The data:
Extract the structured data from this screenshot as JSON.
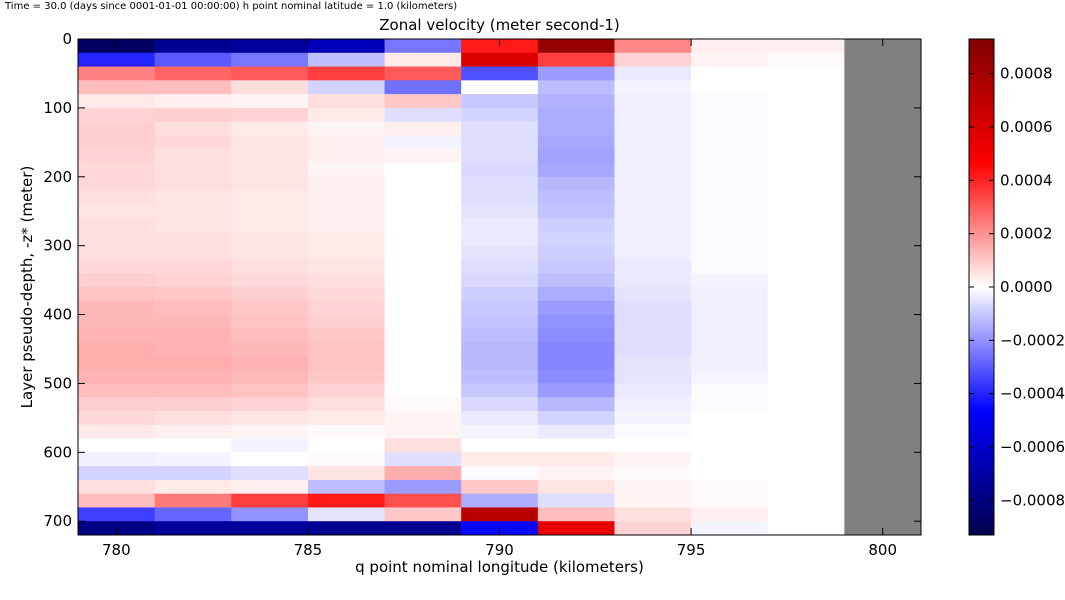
{
  "suptitle": "Time = 30.0 (days since 0001-01-01 00:00:00)   h point nominal latitude = 1.0 (kilometers)",
  "chart_data": {
    "type": "heatmap",
    "title": "Zonal velocity (meter  second-1)",
    "xlabel": "q point nominal longitude (kilometers)",
    "ylabel": "Layer pseudo-depth, -z* (meter)",
    "xlim": [
      779,
      801
    ],
    "ylim": [
      720,
      0
    ],
    "x_ticks": [
      780,
      785,
      790,
      795,
      800
    ],
    "y_ticks": [
      0,
      100,
      200,
      300,
      400,
      500,
      600,
      700
    ],
    "colormap": "seismic",
    "clim": [
      -0.00093,
      0.00093
    ],
    "colorbar_ticks": [
      0.0008,
      0.0006,
      0.0004,
      0.0002,
      0.0,
      -0.0002,
      -0.0004,
      -0.0006,
      -0.0008
    ],
    "colorbar_tick_labels": [
      "0.0008",
      "0.0006",
      "0.0004",
      "0.0002",
      "0.0000",
      "−0.0002",
      "−0.0004",
      "−0.0006",
      "−0.0008"
    ],
    "masked_color": "#808080",
    "x_edges": [
      779,
      781,
      783,
      785,
      787,
      789,
      791,
      793,
      795,
      797,
      799,
      801
    ],
    "y_edges": [
      0,
      20,
      40,
      60,
      80,
      100,
      120,
      140,
      160,
      180,
      200,
      220,
      240,
      260,
      280,
      300,
      320,
      340,
      360,
      380,
      400,
      420,
      440,
      460,
      480,
      500,
      520,
      540,
      560,
      580,
      600,
      620,
      640,
      660,
      680,
      700,
      720
    ],
    "values": [
      [
        -0.00088,
        -0.00075,
        -0.00072,
        -0.00065,
        -0.00025,
        0.00042,
        0.00085,
        0.00022,
        3e-05,
        3e-05,
        null
      ],
      [
        -0.0004,
        -0.0003,
        -0.00025,
        -0.00012,
        4e-05,
        0.0006,
        0.00035,
        8e-05,
        2e-05,
        1e-05,
        null
      ],
      [
        0.00023,
        0.00028,
        0.0003,
        0.00035,
        0.0003,
        -0.00032,
        -0.00018,
        -4e-05,
        0.0,
        0.0,
        null
      ],
      [
        0.00012,
        0.00012,
        6e-05,
        -8e-05,
        -0.00026,
        0.0,
        -0.00012,
        -2e-05,
        0.0,
        0.0,
        null
      ],
      [
        4e-05,
        3e-05,
        2e-05,
        6e-05,
        0.0001,
        -0.0001,
        -0.00014,
        -3e-05,
        -1e-05,
        0.0,
        null
      ],
      [
        8e-05,
        9e-05,
        8e-05,
        4e-05,
        -6e-05,
        -8e-05,
        -0.00015,
        -3e-05,
        -1e-05,
        0.0,
        null
      ],
      [
        9e-05,
        6e-05,
        4e-05,
        2e-05,
        3e-05,
        -6e-05,
        -0.00015,
        -3e-05,
        -1e-05,
        0.0,
        null
      ],
      [
        9e-05,
        7e-05,
        5e-05,
        3e-05,
        -2e-05,
        -6e-05,
        -0.00016,
        -3e-05,
        -1e-05,
        0.0,
        null
      ],
      [
        8e-05,
        6e-05,
        5e-05,
        3e-05,
        2e-05,
        -6e-05,
        -0.00017,
        -3e-05,
        -1e-05,
        0.0,
        null
      ],
      [
        7e-05,
        6e-05,
        5e-05,
        2e-05,
        0.0,
        -7e-05,
        -0.00016,
        -3e-05,
        -1e-05,
        0.0,
        null
      ],
      [
        7e-05,
        6e-05,
        5e-05,
        3e-05,
        0.0,
        -6e-05,
        -0.00013,
        -3e-05,
        -1e-05,
        0.0,
        null
      ],
      [
        6e-05,
        5e-05,
        4e-05,
        3e-05,
        0.0,
        -6e-05,
        -0.00012,
        -3e-05,
        -1e-05,
        0.0,
        null
      ],
      [
        5e-05,
        5e-05,
        4e-05,
        3e-05,
        0.0,
        -5e-05,
        -0.00011,
        -3e-05,
        -1e-05,
        0.0,
        null
      ],
      [
        6e-05,
        5e-05,
        4e-05,
        3e-05,
        0.0,
        -4e-05,
        -9e-05,
        -3e-05,
        -1e-05,
        0.0,
        null
      ],
      [
        6e-05,
        6e-05,
        5e-05,
        4e-05,
        0.0,
        -4e-05,
        -8e-05,
        -3e-05,
        -1e-05,
        0.0,
        null
      ],
      [
        6e-05,
        6e-05,
        5e-05,
        4e-05,
        0.0,
        -5e-05,
        -9e-05,
        -3e-05,
        -1e-05,
        0.0,
        null
      ],
      [
        7e-05,
        7e-05,
        6e-05,
        5e-05,
        0.0,
        -6e-05,
        -0.0001,
        -4e-05,
        -1e-05,
        0.0,
        null
      ],
      [
        9e-05,
        8e-05,
        7e-05,
        6e-05,
        0.0,
        -7e-05,
        -0.00012,
        -4e-05,
        -2e-05,
        0.0,
        null
      ],
      [
        0.00011,
        0.0001,
        9e-05,
        7e-05,
        0.0,
        -9e-05,
        -0.00015,
        -5e-05,
        -3e-05,
        0.0,
        null
      ],
      [
        0.00013,
        0.00012,
        0.0001,
        8e-05,
        0.0,
        -0.0001,
        -0.00018,
        -6e-05,
        -3e-05,
        0.0,
        null
      ],
      [
        0.00013,
        0.00013,
        0.00011,
        9e-05,
        0.0,
        -0.00011,
        -0.0002,
        -6e-05,
        -3e-05,
        0.0,
        null
      ],
      [
        0.00014,
        0.00014,
        0.00012,
        0.0001,
        0.0,
        -0.00012,
        -0.00021,
        -6e-05,
        -3e-05,
        0.0,
        null
      ],
      [
        0.00015,
        0.00014,
        0.00013,
        0.00011,
        0.0,
        -0.00013,
        -0.00022,
        -6e-05,
        -3e-05,
        0.0,
        null
      ],
      [
        0.00015,
        0.00015,
        0.00014,
        0.00011,
        0.0,
        -0.00013,
        -0.00022,
        -5e-05,
        -3e-05,
        0.0,
        null
      ],
      [
        0.00014,
        0.00014,
        0.00013,
        0.0001,
        0.0,
        -0.00012,
        -0.00021,
        -5e-05,
        -2e-05,
        0.0,
        null
      ],
      [
        0.00012,
        0.00012,
        0.00011,
        8e-05,
        0.0,
        -0.0001,
        -0.00018,
        -4e-05,
        -1e-05,
        0.0,
        null
      ],
      [
        9e-05,
        9e-05,
        8e-05,
        6e-05,
        1e-05,
        -7e-05,
        -0.00013,
        -3e-05,
        -1e-05,
        0.0,
        null
      ],
      [
        7e-05,
        6e-05,
        5e-05,
        4e-05,
        2e-05,
        -4e-05,
        -8e-05,
        -2e-05,
        0.0,
        0.0,
        null
      ],
      [
        4e-05,
        3e-05,
        2e-05,
        1e-05,
        2e-05,
        -2e-05,
        -4e-05,
        -1e-05,
        0.0,
        0.0,
        null
      ],
      [
        0.0,
        0.0,
        -2e-05,
        0.0,
        6e-05,
        0.0,
        0.0,
        0.0,
        0.0,
        0.0,
        null
      ],
      [
        -3e-05,
        -2e-05,
        0.0,
        1e-05,
        -6e-05,
        4e-05,
        4e-05,
        2e-05,
        0.0,
        0.0,
        null
      ],
      [
        -8e-05,
        -8e-05,
        -6e-05,
        5e-05,
        0.00015,
        -1e-05,
        2e-05,
        1e-05,
        0.0,
        0.0,
        null
      ],
      [
        6e-05,
        4e-05,
        3e-05,
        -0.00012,
        -0.00018,
        0.0001,
        5e-05,
        2e-05,
        1e-05,
        0.0,
        null
      ],
      [
        0.00012,
        0.00024,
        0.00035,
        0.00042,
        0.00032,
        -0.00015,
        -6e-05,
        2e-05,
        1e-05,
        0.0,
        null
      ],
      [
        -0.00035,
        -0.00028,
        -0.0002,
        -5e-05,
        0.0001,
        0.00072,
        0.00012,
        6e-05,
        3e-05,
        0.0,
        null
      ],
      [
        -0.00078,
        -0.00072,
        -0.00072,
        -0.00075,
        -0.00075,
        -0.00045,
        0.00055,
        8e-05,
        -2e-05,
        0.0,
        null
      ]
    ]
  }
}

Problem: In the records above, find each line that holds the word "nominal"; copy all such lines.

Complete answer:
  "suptitle": "Time = 30.0 (days since 0001-01-01 00:00:00)   h point nominal latitude = 1.0 (kilometers)",
    "xlabel": "q point nominal longitude (kilometers)",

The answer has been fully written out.